(Stored entries)
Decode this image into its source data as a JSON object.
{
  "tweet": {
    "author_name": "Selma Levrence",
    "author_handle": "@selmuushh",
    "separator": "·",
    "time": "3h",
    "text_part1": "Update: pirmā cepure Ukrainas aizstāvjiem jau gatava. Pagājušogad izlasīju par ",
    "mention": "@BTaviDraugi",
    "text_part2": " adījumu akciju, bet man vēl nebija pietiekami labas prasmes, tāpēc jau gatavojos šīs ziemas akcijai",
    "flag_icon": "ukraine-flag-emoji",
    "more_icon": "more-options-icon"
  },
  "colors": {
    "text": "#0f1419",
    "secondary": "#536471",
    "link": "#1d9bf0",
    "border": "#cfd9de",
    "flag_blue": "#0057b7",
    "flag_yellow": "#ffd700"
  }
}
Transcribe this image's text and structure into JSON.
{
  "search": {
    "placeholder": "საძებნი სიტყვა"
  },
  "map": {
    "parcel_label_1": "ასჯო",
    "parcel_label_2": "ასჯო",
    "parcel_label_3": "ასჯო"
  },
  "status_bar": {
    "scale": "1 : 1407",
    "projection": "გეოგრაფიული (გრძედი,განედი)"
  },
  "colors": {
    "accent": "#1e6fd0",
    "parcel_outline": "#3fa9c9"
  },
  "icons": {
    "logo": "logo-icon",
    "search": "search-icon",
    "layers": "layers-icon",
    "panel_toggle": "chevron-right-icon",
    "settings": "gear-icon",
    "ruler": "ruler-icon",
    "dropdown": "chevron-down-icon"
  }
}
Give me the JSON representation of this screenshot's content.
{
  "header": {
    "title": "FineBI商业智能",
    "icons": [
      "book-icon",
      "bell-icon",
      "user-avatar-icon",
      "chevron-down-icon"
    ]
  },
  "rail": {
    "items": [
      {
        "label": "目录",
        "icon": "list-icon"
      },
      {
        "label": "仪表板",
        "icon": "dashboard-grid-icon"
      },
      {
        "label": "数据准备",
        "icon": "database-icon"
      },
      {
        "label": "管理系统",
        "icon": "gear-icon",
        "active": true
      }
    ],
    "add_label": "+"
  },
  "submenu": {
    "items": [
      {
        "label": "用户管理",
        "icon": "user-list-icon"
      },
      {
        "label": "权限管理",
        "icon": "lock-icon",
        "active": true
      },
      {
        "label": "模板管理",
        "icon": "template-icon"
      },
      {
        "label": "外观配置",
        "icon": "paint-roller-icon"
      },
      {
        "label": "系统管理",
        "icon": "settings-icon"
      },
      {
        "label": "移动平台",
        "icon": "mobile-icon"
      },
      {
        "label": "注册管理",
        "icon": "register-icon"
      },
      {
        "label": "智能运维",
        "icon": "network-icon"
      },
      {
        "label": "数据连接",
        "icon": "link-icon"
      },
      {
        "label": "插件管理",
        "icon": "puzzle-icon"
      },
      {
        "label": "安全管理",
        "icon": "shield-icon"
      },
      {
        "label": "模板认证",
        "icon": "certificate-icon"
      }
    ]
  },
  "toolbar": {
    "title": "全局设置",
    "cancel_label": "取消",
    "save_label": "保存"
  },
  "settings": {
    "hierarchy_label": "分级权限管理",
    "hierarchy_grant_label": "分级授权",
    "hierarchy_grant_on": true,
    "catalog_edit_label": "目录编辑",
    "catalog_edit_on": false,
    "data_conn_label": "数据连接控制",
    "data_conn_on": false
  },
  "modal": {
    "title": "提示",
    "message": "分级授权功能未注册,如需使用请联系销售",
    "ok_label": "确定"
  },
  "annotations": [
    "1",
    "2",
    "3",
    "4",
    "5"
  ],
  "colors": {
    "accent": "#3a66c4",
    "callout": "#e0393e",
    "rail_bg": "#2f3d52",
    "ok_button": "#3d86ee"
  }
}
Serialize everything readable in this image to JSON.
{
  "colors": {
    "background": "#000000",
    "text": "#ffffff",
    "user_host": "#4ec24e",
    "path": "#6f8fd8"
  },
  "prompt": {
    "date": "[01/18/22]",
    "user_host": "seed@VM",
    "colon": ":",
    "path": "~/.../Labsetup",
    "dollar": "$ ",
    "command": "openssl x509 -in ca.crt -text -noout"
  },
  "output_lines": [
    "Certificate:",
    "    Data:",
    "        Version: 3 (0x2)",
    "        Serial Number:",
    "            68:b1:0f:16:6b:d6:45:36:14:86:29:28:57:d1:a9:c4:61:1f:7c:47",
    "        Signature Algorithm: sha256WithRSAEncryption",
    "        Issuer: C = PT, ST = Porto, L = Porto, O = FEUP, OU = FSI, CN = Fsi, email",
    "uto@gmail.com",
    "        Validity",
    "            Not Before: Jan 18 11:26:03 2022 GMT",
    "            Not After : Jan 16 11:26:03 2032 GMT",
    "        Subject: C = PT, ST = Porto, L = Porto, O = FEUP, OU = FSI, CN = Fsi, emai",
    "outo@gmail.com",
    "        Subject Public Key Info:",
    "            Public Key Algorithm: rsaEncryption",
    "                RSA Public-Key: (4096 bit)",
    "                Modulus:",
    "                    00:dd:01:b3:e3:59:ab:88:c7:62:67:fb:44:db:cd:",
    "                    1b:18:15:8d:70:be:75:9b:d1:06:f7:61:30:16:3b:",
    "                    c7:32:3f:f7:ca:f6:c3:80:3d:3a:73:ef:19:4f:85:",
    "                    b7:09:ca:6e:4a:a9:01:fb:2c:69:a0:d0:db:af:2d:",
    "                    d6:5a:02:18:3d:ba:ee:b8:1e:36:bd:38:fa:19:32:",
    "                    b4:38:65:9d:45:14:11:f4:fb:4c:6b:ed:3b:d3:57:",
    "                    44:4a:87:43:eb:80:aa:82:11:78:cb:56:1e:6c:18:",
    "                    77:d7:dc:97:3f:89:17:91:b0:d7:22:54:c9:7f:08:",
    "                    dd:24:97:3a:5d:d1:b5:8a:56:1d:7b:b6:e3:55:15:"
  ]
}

» **Work required**
Of the lines in this material, state how many hold the string "Public". Write no other words.

» **Expected answer**
3